• [Data records]
----------------------------------------
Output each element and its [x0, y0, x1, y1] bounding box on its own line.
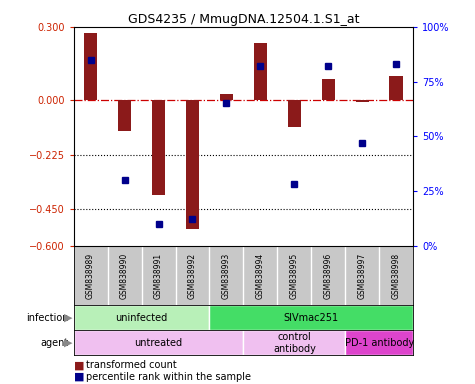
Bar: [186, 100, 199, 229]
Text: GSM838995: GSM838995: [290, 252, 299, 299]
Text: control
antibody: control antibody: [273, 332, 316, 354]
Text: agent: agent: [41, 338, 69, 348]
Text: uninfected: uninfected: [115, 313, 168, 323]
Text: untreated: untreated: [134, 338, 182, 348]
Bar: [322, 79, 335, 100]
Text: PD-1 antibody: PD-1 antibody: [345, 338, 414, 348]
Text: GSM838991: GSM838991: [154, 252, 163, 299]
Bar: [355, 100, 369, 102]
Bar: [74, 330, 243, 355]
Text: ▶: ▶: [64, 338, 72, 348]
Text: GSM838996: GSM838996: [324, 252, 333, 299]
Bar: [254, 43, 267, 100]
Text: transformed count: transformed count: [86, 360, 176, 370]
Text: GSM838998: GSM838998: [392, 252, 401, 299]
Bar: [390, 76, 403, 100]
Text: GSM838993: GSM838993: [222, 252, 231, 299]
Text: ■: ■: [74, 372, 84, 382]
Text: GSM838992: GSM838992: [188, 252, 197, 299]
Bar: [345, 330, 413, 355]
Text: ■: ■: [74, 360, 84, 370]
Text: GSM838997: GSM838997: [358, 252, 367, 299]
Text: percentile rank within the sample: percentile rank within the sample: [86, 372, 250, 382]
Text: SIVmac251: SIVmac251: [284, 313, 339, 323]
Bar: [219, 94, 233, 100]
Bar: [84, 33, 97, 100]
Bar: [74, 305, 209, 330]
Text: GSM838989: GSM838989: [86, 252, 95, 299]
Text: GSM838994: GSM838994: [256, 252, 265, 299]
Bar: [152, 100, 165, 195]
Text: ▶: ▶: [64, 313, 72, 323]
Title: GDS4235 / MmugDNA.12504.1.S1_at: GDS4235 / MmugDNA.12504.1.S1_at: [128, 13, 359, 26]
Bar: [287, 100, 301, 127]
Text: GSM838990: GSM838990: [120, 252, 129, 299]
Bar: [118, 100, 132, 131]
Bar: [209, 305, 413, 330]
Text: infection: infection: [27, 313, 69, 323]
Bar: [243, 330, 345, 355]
----------------------------------------
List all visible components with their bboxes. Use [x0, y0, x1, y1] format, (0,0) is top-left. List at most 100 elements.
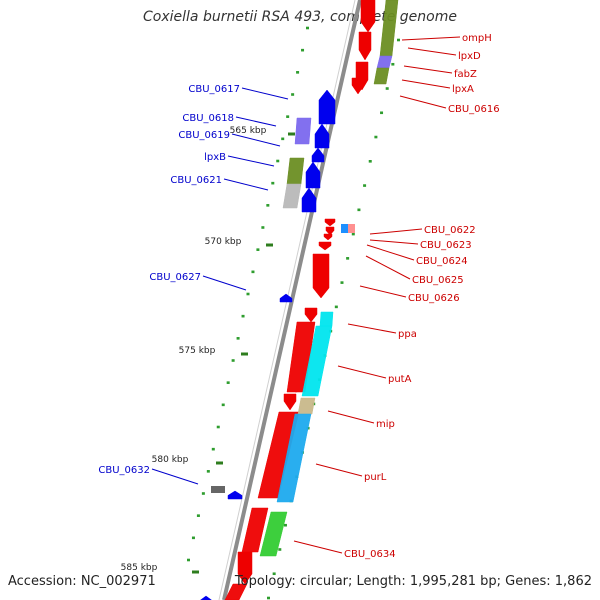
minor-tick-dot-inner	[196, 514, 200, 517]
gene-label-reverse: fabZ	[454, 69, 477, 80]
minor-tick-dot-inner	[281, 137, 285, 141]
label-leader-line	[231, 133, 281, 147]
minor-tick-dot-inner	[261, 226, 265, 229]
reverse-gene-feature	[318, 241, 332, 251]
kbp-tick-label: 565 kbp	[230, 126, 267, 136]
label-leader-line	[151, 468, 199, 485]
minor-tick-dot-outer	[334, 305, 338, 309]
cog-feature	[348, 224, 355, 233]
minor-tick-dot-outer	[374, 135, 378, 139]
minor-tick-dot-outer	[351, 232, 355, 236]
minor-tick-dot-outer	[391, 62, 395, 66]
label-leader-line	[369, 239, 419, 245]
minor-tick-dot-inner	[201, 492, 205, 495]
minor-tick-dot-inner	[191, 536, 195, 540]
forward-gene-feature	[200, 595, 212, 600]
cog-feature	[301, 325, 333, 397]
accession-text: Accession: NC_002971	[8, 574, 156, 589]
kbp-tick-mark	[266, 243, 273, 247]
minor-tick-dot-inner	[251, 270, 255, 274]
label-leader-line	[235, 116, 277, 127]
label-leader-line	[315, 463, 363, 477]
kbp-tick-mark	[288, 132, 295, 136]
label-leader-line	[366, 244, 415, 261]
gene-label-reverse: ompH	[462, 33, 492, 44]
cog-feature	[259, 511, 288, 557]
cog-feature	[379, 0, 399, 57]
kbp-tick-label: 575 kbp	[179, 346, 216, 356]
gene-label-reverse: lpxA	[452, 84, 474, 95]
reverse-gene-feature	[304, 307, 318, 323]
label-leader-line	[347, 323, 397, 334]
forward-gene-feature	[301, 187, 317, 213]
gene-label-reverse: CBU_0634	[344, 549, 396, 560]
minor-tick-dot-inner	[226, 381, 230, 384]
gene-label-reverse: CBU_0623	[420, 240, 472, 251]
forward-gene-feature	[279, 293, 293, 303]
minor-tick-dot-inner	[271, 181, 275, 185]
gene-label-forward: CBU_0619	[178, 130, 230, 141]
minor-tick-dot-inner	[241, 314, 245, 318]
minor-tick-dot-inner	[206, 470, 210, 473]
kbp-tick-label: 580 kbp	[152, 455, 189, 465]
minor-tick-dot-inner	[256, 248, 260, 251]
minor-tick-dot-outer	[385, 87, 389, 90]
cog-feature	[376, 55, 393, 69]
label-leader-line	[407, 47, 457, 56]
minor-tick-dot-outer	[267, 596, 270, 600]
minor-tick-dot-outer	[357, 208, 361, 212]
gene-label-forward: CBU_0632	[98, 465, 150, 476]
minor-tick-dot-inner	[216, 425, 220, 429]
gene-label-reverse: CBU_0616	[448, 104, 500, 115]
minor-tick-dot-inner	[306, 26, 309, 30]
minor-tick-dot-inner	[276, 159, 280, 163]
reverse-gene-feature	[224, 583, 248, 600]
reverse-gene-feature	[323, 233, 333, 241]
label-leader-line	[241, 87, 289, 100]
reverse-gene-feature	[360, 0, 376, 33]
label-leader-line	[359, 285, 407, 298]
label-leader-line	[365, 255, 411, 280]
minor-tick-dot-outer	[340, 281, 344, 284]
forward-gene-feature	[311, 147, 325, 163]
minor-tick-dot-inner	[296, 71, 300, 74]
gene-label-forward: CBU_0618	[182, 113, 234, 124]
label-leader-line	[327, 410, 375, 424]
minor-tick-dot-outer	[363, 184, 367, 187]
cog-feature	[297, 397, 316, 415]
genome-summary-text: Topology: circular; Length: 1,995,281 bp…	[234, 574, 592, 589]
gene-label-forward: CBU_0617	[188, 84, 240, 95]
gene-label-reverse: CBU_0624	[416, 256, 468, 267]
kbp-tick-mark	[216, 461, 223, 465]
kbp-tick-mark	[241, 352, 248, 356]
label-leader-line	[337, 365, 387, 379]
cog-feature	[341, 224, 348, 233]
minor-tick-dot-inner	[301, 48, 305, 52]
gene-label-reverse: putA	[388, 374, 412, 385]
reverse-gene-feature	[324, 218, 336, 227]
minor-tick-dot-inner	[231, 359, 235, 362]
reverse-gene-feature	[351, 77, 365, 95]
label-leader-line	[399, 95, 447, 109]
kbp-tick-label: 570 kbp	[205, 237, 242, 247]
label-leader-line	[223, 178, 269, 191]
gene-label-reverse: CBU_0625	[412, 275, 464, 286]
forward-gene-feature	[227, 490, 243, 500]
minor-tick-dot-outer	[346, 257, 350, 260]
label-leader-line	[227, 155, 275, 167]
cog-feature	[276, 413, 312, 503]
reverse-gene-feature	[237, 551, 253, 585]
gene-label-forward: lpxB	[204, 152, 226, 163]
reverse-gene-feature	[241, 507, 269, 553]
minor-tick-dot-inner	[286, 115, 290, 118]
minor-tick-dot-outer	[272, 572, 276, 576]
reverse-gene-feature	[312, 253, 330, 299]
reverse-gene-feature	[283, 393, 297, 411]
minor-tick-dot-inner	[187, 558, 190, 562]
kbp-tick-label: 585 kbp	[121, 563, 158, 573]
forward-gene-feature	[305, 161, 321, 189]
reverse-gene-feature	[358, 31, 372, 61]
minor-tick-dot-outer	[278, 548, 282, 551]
----------------------------------------
• [WHAT YOU HAVE TO DO]
From the data above, show each line that contains "mark".

• [EXERCISE RESULT]
kbp-tick-mark	[266, 243, 273, 247]
kbp-tick-mark	[288, 132, 295, 136]
kbp-tick-mark	[216, 461, 223, 465]
kbp-tick-mark	[241, 352, 248, 356]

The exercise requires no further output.